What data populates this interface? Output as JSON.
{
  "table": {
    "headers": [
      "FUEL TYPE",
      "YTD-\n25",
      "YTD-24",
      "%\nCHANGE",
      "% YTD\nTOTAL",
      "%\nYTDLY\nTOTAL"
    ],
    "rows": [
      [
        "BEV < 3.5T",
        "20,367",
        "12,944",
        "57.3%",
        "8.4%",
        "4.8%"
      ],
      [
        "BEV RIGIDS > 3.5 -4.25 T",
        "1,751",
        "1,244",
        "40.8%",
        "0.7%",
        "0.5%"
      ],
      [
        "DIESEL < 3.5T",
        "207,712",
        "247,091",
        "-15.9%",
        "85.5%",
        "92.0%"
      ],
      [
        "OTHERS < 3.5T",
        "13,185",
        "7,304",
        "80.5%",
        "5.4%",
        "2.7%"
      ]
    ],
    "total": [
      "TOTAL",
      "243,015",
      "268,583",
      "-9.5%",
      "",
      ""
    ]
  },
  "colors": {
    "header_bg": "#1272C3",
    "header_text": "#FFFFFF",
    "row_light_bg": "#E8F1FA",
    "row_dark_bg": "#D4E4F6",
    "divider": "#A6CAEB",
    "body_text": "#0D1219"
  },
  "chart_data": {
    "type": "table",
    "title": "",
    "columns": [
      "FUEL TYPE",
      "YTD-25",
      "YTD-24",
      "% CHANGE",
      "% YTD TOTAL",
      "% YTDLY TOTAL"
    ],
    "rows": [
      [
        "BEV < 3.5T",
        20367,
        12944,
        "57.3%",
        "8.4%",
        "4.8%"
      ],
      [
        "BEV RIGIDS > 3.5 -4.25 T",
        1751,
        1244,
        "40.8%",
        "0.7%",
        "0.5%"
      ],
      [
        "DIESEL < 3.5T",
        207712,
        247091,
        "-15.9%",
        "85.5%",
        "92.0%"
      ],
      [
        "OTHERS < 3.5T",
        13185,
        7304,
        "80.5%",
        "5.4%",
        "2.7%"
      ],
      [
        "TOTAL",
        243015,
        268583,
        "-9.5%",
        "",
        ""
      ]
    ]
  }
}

**EXERCISE INSTRUCTIONS:**
Take the lines above and retype all of them exactly.

**FULL RESPONSE:**
What data populates this interface? Output as JSON.
{
  "table": {
    "headers": [
      "FUEL TYPE",
      "YTD-\n25",
      "YTD-24",
      "%\nCHANGE",
      "% YTD\nTOTAL",
      "%\nYTDLY\nTOTAL"
    ],
    "rows": [
      [
        "BEV < 3.5T",
        "20,367",
        "12,944",
        "57.3%",
        "8.4%",
        "4.8%"
      ],
      [
        "BEV RIGIDS > 3.5 -4.25 T",
        "1,751",
        "1,244",
        "40.8%",
        "0.7%",
        "0.5%"
      ],
      [
        "DIESEL < 3.5T",
        "207,712",
        "247,091",
        "-15.9%",
        "85.5%",
        "92.0%"
      ],
      [
        "OTHERS < 3.5T",
        "13,185",
        "7,304",
        "80.5%",
        "5.4%",
        "2.7%"
      ]
    ],
    "total": [
      "TOTAL",
      "243,015",
      "268,583",
      "-9.5%",
      "",
      ""
    ]
  },
  "colors": {
    "header_bg": "#1272C3",
    "header_text": "#FFFFFF",
    "row_light_bg": "#E8F1FA",
    "row_dark_bg": "#D4E4F6",
    "divider": "#A6CAEB",
    "body_text": "#0D1219"
  },
  "chart_data": {
    "type": "table",
    "title": "",
    "columns": [
      "FUEL TYPE",
      "YTD-25",
      "YTD-24",
      "% CHANGE",
      "% YTD TOTAL",
      "% YTDLY TOTAL"
    ],
    "rows": [
      [
        "BEV < 3.5T",
        20367,
        12944,
        "57.3%",
        "8.4%",
        "4.8%"
      ],
      [
        "BEV RIGIDS > 3.5 -4.25 T",
        1751,
        1244,
        "40.8%",
        "0.7%",
        "0.5%"
      ],
      [
        "DIESEL < 3.5T",
        207712,
        247091,
        "-15.9%",
        "85.5%",
        "92.0%"
      ],
      [
        "OTHERS < 3.5T",
        13185,
        7304,
        "80.5%",
        "5.4%",
        "2.7%"
      ],
      [
        "TOTAL",
        243015,
        268583,
        "-9.5%",
        "",
        ""
      ]
    ]
  }
}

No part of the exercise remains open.